GIVEN INSTRUCTION: Reproduce the passage about the negative book review, starting with "The next panels" and going on through "to my campus.", and switch "smartphone" to "laptop".

SOURCE TEXT:
────────
A Walking Target: Dealing with Negative Book Reviews

“You must feel like you have a target on your back,” Van said to me as soon as he saw me in the hallway. I had just stepped out of an academic panel and was making my way to the next one on the schedule. The Association of Asian Studies was always hectic, with people dashing down narrow corridors, calling out to old friends, and trying to make new connections.

“What do you mean?” I asked, puzzled. Had I leaned back on wet paint or something? I twisted to try to look over my shoulder.

“Oh, you haven’t seen it yet?” Van looked uncomfortable.

“Seen what?”

I came to a halt right in front of him, my head cocked in bewilderment.

“Danly reviewed your book.”

“Really? Danly?” my heart soared.

Robert Lyons Danly was the author of In the Shade of Spring Leaves, a beautifully poignant biography of the writer Higuchi Ichiyō who died much too young. The biography was amplified by several of Ichiyō’s stories, elegantly rendered in English translation. No wonder it had won the National Book Award for translation in 1982.

Danly had been my polestar. I had set my own book, The Sound of the Wind: The Life and Works of Uno Chiyo, to follow in his wake.

“It’s not good,” Van said, avoiding my gaze.

“You mean, it’s a bad review?”

“Yes. What did you do to him?”

“What?”

“I mean, you must have done something to anger him.”

“I’ve never met him in my life!”

I began to search the furthest recesses of my memory. Had I ever had any interaction with Danly? And how would an unknown, untenured person like me even meet one of the leading lights of the Japan program at University of Michigan?

“He attacked you. Really, it’s practically ad hominem.”

I suddenly felt dizzy. My face flushed and my scalp tingled. I began to feel as if there just might be something on my back. I could feel the weight now, pressing in between my shoulders.

Van must have noticed my discomfort.

“Don’t worry about it. Look, your book is good. Who cares what Danly wrote?”

The next panels had started, and the corridors suddenly cleared. Van dashed into a meeting room, leaving me standing there alone with tunnel vision and ringing in my ears. I made my way back to my room in the hotel.

I can’t remember what happened next. It was 1994. I couldn’t just pull up a review on my smartphone or even on a hotel computer. I had to wait until I returned to my campus.

The wait was agonizing, even though Van and my other friends tried to cajole me. When I finally found the review in my university library, I was crestfallen. And once again my face flushed, scalp tingled, and I felt the target weighing on my back.
────────
EXTRACTED INFORMATION:
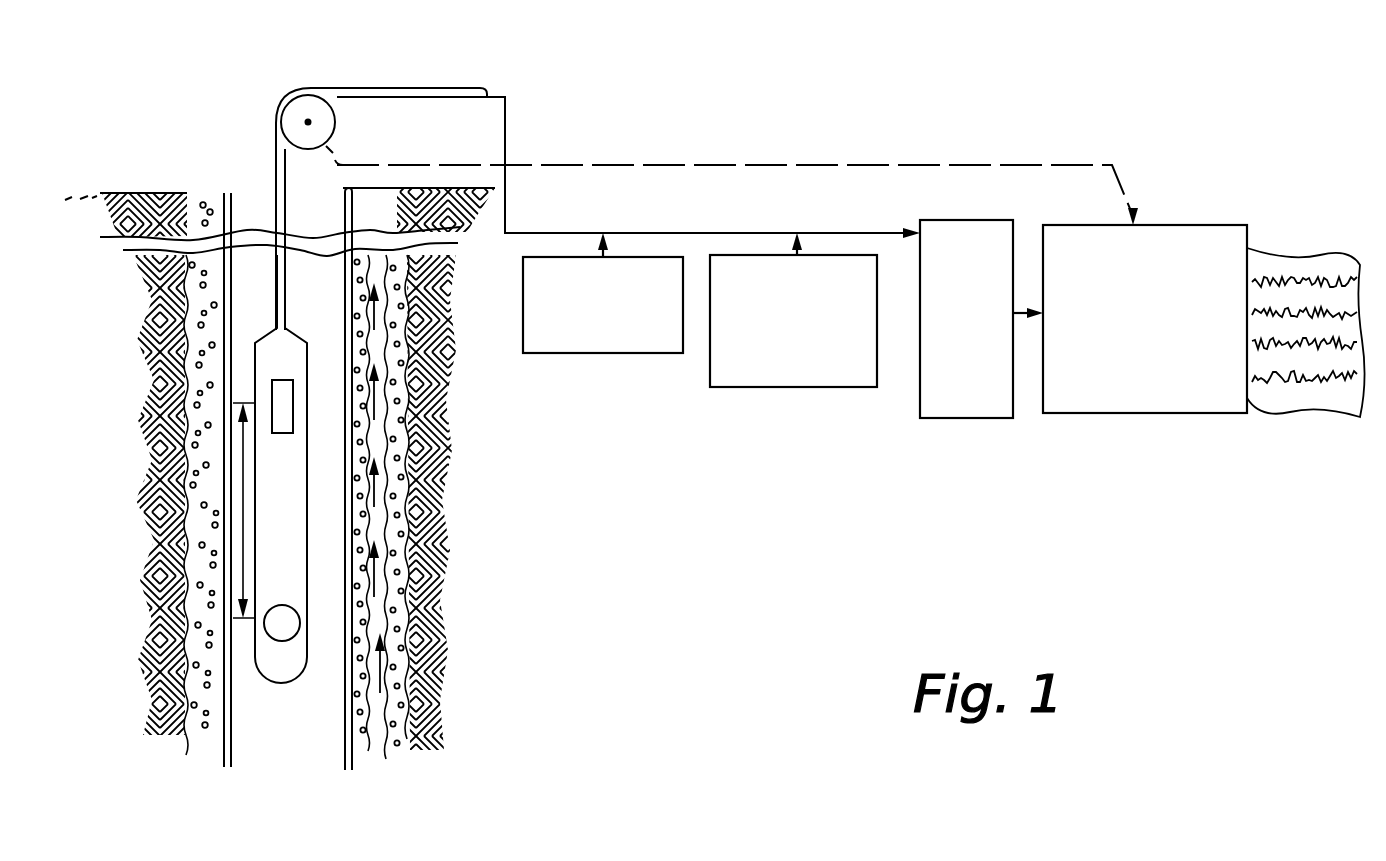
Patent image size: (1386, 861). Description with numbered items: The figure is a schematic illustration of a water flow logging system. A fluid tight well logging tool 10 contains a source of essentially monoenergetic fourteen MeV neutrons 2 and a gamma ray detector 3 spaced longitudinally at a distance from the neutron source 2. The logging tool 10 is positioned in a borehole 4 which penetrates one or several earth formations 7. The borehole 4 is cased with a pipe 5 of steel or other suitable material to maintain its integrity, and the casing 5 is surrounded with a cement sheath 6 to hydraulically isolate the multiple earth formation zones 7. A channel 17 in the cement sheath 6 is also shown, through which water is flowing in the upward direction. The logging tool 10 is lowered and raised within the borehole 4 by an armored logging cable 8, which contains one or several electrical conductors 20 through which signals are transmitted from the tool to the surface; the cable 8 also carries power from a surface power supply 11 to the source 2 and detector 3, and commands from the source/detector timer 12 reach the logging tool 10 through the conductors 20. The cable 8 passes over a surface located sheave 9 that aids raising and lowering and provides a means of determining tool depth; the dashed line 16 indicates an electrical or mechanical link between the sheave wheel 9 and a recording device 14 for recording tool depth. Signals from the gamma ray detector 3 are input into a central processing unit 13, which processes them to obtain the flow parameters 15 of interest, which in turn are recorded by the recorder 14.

The neutron source 2 is at (283, 623).
The gamma ray detector 3 is at (280, 380).
The borehole 4 is at (265, 718).
The casing 5 is at (353, 527).
The cement sheath 6 is at (430, 415).
The earth formations 7 is at (167, 403).
The armored logging cable 8 is at (274, 163).
The sheave wheel 9 is at (298, 100).
The well logging tool 10 is at (256, 372).
The surface power supply 11 is at (572, 353).
The source/detector timer 12 is at (727, 378).
The central processing unit (CPU) 13 is at (917, 400).
The recorder 14 is at (1087, 400).
The flow parameters 15 is at (1287, 257).
The dashed line 16 is at (652, 163).
The channel 17 is at (383, 507).
The electrical conductors 20 is at (512, 122).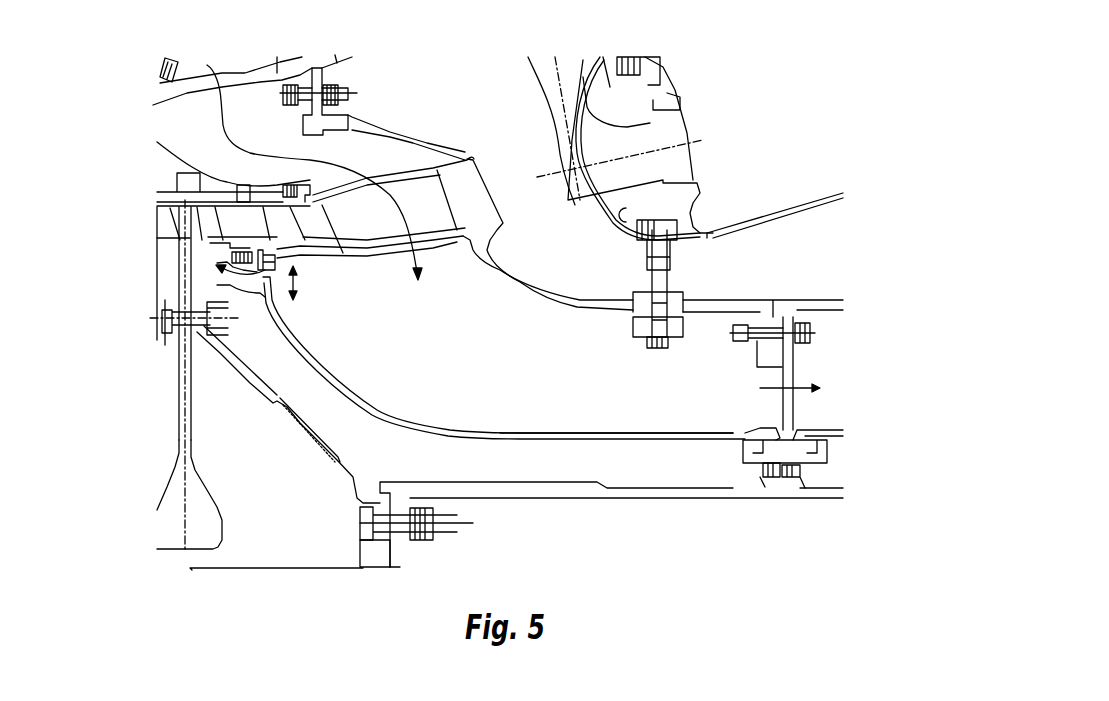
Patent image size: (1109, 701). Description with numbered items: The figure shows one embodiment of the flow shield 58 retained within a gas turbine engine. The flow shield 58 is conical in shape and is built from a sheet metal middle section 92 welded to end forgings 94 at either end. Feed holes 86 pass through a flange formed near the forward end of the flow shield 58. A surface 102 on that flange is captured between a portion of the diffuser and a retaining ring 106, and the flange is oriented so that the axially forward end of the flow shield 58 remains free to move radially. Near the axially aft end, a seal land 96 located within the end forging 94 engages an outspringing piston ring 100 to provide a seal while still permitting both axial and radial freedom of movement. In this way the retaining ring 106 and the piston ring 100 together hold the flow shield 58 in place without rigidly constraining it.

The flow shield 58 is at (370, 413).
The feed holes 86 is at (270, 287).
The sheet metal middle section 92 is at (520, 430).
The end forgings 94 is at (287, 318).
The seal land 96 is at (780, 480).
The outspringing piston ring 100 is at (747, 463).
The surface 102 is at (300, 262).
The retaining ring 106 is at (237, 275).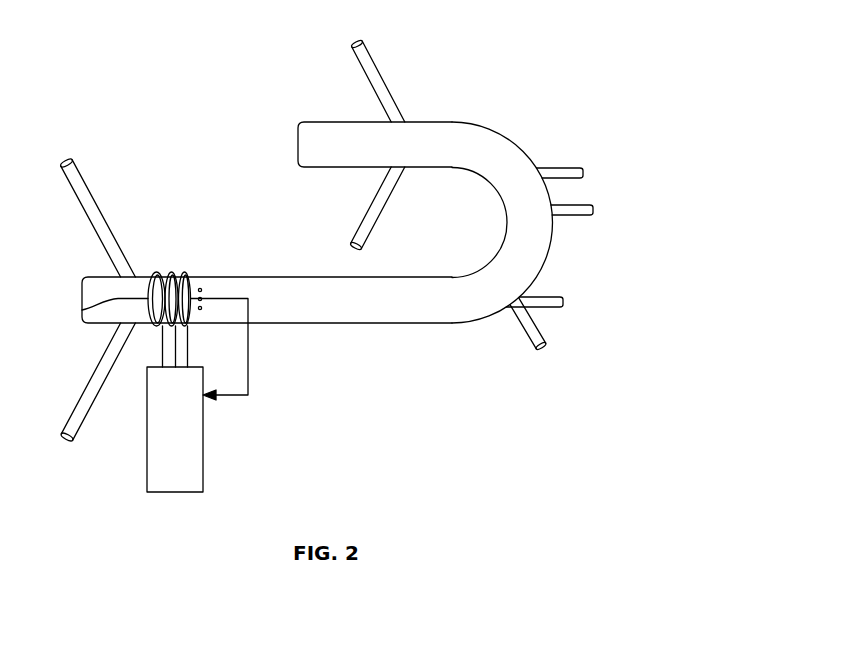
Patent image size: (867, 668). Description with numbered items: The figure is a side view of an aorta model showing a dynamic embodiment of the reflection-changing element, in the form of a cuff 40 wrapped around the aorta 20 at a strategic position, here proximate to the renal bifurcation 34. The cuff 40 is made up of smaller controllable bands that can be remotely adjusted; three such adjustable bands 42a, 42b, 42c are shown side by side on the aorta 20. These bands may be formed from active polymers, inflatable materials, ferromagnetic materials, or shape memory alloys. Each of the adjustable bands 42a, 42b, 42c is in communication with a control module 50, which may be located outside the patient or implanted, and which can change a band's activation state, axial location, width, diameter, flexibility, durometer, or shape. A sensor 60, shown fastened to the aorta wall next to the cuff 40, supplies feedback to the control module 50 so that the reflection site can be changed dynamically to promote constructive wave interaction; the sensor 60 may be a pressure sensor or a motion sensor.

The aorta 20 is at (502, 157).
The renal bifurcation 34 is at (121, 276).
The cuff 40 is at (82, 310).
The adjustable band 42a is at (161, 273).
The adjustable band 42b is at (173, 273).
The adjustable band 42c is at (186, 273).
The control module 50 is at (203, 443).
The sensor 60 is at (210, 278).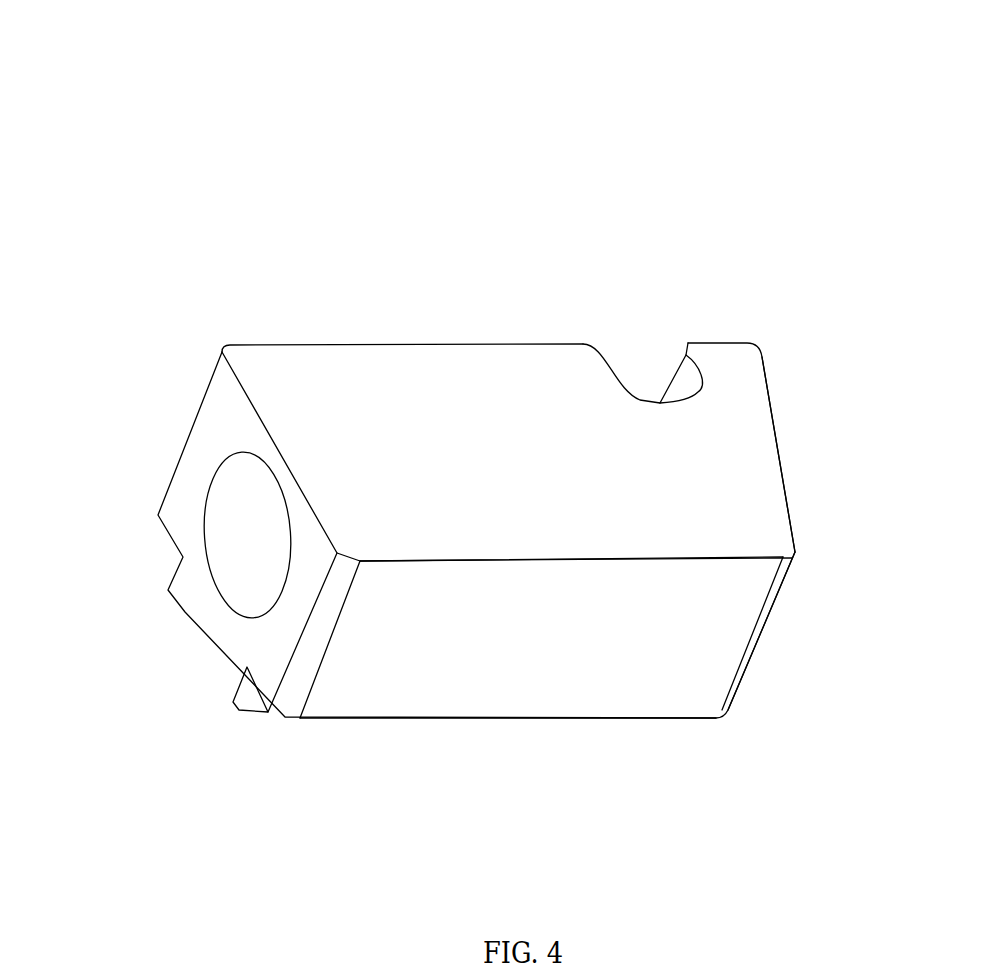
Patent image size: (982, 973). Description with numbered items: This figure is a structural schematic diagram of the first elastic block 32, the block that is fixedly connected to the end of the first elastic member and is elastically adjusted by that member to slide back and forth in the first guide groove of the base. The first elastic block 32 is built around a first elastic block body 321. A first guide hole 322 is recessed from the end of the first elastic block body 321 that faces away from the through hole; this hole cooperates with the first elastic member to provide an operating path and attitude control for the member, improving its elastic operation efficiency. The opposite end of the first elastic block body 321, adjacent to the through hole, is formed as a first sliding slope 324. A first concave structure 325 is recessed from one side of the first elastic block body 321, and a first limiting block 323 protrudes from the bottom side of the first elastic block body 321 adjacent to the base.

The first elastic block 32 is at (410, 57).
The first elastic block body 321 is at (490, 688).
The first guide hole 322 is at (230, 552).
The first limiting block 323 is at (243, 700).
The first sliding slope 324 is at (776, 442).
The first concave structure 325 is at (677, 375).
────────
OUTPUT OF THE EXERCISE:
The next panels had started, and the corridors suddenly cleared. Van dashed into a meeting room, leaving me standing there alone with tunnel vision and ringing in my ears. I made my way back to my room in the hotel.

I can’t remember what happened next. It was 1994. I couldn’t just pull up a review on my laptop or even on a hotel computer. I had to wait until I returned to my campus.